**What this task involves:**
Write every line of the material out exactly as shown.

____________________

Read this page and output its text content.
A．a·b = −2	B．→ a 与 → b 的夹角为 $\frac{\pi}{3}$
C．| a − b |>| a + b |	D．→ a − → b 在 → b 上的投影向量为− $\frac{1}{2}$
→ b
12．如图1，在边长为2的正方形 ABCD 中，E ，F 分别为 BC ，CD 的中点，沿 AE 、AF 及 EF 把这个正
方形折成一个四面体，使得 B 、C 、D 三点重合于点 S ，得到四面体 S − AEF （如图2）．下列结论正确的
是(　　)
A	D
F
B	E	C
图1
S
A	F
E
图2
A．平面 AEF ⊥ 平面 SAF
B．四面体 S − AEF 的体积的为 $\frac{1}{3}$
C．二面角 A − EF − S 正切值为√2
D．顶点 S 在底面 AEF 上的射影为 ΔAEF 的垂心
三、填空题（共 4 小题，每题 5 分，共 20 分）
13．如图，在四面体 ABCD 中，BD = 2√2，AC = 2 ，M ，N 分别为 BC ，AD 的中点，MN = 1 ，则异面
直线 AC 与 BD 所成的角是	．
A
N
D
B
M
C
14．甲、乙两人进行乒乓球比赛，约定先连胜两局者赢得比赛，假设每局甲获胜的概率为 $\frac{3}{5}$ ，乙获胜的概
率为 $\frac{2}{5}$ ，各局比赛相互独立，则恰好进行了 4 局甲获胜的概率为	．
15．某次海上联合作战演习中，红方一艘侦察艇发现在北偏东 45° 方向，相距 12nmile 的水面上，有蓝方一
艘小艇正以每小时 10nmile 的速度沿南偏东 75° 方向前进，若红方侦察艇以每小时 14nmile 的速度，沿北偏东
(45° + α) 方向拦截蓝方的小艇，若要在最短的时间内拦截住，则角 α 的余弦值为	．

____________________

**Answer to this task:**
Read this page and output its text content.
A．a·b = −2	B．→ a 与 → b 的夹角为 $\frac{\pi}{3}$
C．| a − b |>| a + b |	D．→ a − → b 在 → b 上的投影向量为− $\frac{1}{2}$
→ b
12．如图1，在边长为2的正方形 ABCD 中，E ，F 分别为 BC ，CD 的中点，沿 AE 、AF 及 EF 把这个正
方形折成一个四面体，使得 B 、C 、D 三点重合于点 S ，得到四面体 S − AEF （如图2）．下列结论正确的
是(　　)
A	D
F
B	E	C
图1
S
A	F
E
图2
A．平面 AEF ⊥ 平面 SAF
B．四面体 S − AEF 的体积的为 $\frac{1}{3}$
C．二面角 A − EF − S 正切值为√2
D．顶点 S 在底面 AEF 上的射影为 ΔAEF 的垂心
三、填空题（共 4 小题，每题 5 分，共 20 分）
13．如图，在四面体 ABCD 中，BD = 2√2，AC = 2 ，M ，N 分别为 BC ，AD 的中点，MN = 1 ，则异面
直线 AC 与 BD 所成的角是	．
A
N
D
B
M
C
14．甲、乙两人进行乒乓球比赛，约定先连胜两局者赢得比赛，假设每局甲获胜的概率为 $\frac{3}{5}$ ，乙获胜的概
率为 $\frac{2}{5}$ ，各局比赛相互独立，则恰好进行了 4 局甲获胜的概率为	．
15．某次海上联合作战演习中，红方一艘侦察艇发现在北偏东 45° 方向，相距 12nmile 的水面上，有蓝方一
艘小艇正以每小时 10nmile 的速度沿南偏东 75° 方向前进，若红方侦察艇以每小时 14nmile 的速度，沿北偏东
(45° + α) 方向拦截蓝方的小艇，若要在最短的时间内拦截住，则角 α 的余弦值为	．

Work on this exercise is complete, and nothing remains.